— START MATERIAL —
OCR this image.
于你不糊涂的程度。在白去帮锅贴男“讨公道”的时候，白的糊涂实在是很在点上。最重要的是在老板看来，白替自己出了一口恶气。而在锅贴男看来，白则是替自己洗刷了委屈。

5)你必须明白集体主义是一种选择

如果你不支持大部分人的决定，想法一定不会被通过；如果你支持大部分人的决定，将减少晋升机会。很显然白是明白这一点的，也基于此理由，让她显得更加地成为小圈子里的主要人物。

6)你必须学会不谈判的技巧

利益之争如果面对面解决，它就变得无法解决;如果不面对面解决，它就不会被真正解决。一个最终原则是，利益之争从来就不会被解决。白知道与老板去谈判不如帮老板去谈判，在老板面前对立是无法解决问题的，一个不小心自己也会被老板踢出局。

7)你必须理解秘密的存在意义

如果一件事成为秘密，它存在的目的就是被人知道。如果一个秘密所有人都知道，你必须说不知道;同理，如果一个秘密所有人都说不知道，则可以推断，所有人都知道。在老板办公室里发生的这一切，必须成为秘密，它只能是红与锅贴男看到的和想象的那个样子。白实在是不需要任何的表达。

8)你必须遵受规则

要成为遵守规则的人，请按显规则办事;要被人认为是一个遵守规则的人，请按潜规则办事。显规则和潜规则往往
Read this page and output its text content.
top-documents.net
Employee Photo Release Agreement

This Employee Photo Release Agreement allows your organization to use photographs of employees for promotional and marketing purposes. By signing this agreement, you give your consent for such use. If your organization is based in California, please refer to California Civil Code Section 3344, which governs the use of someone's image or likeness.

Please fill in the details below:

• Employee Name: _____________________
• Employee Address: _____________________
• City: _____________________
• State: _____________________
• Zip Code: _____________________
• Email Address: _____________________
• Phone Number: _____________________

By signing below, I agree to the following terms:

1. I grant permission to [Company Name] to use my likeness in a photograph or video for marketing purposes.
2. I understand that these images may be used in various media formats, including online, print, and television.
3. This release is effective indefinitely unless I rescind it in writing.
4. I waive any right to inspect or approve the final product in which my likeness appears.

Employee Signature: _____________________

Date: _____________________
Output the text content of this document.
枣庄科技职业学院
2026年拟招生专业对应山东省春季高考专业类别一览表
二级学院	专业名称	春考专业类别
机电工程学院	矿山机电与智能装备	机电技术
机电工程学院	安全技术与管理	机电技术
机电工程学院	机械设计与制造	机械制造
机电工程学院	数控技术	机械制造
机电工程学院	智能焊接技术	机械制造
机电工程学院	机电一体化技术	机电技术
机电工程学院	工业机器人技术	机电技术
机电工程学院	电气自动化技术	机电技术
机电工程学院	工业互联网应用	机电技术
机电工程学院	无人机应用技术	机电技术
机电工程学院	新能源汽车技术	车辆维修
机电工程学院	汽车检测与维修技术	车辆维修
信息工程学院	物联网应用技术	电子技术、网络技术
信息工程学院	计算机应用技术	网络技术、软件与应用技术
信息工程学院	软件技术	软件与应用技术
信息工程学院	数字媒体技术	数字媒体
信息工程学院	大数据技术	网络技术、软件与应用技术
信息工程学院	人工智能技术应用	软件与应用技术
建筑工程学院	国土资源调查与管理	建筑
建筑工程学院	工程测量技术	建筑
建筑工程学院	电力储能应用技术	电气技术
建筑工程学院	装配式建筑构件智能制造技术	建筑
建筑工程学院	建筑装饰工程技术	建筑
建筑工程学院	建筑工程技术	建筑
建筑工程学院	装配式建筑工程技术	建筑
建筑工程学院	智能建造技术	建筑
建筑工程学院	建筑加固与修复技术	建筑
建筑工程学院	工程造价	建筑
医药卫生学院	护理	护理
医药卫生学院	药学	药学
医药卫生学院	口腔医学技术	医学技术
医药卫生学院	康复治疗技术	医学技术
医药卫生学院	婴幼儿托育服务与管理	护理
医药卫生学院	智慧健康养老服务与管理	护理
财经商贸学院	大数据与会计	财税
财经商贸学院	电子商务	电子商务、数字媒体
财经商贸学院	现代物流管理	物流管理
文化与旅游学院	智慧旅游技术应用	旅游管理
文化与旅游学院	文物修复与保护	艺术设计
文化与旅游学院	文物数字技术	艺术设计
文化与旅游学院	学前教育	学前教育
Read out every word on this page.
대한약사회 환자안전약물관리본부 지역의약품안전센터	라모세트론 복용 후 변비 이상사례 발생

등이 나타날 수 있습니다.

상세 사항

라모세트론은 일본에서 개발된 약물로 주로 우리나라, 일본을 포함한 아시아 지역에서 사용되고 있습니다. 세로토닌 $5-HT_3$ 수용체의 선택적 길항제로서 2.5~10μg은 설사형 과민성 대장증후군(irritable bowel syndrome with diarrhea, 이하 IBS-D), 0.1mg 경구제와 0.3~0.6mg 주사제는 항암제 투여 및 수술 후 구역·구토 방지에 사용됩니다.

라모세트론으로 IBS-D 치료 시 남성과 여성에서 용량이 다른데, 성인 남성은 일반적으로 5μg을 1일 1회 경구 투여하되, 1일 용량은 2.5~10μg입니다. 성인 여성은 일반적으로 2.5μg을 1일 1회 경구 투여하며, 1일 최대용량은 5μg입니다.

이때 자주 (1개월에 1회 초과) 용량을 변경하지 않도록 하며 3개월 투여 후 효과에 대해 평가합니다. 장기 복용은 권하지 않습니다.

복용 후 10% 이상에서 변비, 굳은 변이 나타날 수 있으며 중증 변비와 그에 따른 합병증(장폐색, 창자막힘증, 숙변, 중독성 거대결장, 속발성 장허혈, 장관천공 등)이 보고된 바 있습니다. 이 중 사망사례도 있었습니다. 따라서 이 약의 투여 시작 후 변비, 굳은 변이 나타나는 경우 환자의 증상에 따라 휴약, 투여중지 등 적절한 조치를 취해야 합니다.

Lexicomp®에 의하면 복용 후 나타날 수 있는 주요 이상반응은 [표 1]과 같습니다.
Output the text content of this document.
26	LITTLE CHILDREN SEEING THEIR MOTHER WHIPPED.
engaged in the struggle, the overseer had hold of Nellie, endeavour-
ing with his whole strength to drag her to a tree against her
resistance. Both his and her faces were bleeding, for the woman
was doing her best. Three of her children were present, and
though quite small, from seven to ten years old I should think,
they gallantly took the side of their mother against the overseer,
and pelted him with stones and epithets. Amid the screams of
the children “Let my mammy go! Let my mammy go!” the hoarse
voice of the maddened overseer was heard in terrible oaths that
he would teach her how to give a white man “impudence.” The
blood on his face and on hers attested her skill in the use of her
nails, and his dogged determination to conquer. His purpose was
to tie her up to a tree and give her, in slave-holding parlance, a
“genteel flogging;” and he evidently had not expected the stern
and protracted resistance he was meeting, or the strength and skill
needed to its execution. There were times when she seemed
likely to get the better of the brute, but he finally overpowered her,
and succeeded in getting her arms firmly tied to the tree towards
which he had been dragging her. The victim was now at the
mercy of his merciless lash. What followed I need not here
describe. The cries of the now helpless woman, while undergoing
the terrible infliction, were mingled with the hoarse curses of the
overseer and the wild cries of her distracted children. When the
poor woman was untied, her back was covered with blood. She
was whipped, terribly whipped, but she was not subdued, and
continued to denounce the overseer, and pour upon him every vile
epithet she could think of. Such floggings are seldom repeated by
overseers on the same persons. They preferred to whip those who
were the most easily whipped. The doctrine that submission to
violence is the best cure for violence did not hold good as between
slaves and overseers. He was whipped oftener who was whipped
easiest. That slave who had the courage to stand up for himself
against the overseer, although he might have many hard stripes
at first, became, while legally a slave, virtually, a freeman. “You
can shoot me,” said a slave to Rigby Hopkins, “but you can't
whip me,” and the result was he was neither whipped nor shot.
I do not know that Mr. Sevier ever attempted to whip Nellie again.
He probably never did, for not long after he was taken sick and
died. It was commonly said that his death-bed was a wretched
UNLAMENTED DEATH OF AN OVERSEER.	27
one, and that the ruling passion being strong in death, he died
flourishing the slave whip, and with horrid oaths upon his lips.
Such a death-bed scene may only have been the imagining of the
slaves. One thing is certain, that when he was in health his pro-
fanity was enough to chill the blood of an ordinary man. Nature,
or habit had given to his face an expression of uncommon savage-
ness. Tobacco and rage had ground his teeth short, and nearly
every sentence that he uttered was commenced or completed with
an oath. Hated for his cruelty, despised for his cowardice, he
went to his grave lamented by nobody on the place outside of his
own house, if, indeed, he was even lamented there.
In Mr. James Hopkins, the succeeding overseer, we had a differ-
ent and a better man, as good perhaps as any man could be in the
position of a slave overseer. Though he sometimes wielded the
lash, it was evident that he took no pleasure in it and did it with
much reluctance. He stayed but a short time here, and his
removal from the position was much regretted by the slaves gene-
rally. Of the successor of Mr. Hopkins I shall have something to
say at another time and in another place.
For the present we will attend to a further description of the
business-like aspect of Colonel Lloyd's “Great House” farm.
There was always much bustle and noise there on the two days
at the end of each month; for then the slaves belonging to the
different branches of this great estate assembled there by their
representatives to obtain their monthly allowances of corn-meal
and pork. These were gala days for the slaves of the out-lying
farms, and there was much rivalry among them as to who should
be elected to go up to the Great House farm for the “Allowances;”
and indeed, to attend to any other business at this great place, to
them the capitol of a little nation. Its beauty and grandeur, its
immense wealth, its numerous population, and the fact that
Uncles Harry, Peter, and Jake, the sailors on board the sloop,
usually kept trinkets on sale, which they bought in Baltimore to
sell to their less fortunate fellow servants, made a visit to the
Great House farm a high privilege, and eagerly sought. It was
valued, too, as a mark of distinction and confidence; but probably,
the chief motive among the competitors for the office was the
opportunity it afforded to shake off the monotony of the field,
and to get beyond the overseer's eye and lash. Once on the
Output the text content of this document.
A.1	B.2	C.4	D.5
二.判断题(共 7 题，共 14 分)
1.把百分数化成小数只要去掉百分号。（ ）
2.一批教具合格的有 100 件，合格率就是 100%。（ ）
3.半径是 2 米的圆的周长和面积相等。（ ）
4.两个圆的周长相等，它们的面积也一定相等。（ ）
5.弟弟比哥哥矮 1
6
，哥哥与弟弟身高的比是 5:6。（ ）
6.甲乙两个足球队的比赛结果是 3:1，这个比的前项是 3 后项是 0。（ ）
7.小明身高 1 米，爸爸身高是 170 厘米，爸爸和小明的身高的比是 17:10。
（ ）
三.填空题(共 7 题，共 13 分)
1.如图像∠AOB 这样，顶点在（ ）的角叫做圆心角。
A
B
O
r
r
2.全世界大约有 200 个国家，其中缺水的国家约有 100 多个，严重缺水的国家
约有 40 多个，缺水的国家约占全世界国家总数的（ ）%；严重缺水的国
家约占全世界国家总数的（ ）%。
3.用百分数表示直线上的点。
— END MATERIAL —
## PROBLEM TO SOLVE
Only lines with "been" are wanted here; list each of them.

## SOLVED EXERCISE
which he had been dragging her. The victim was now at the
Such a death-bed scene may only have been the imagining of the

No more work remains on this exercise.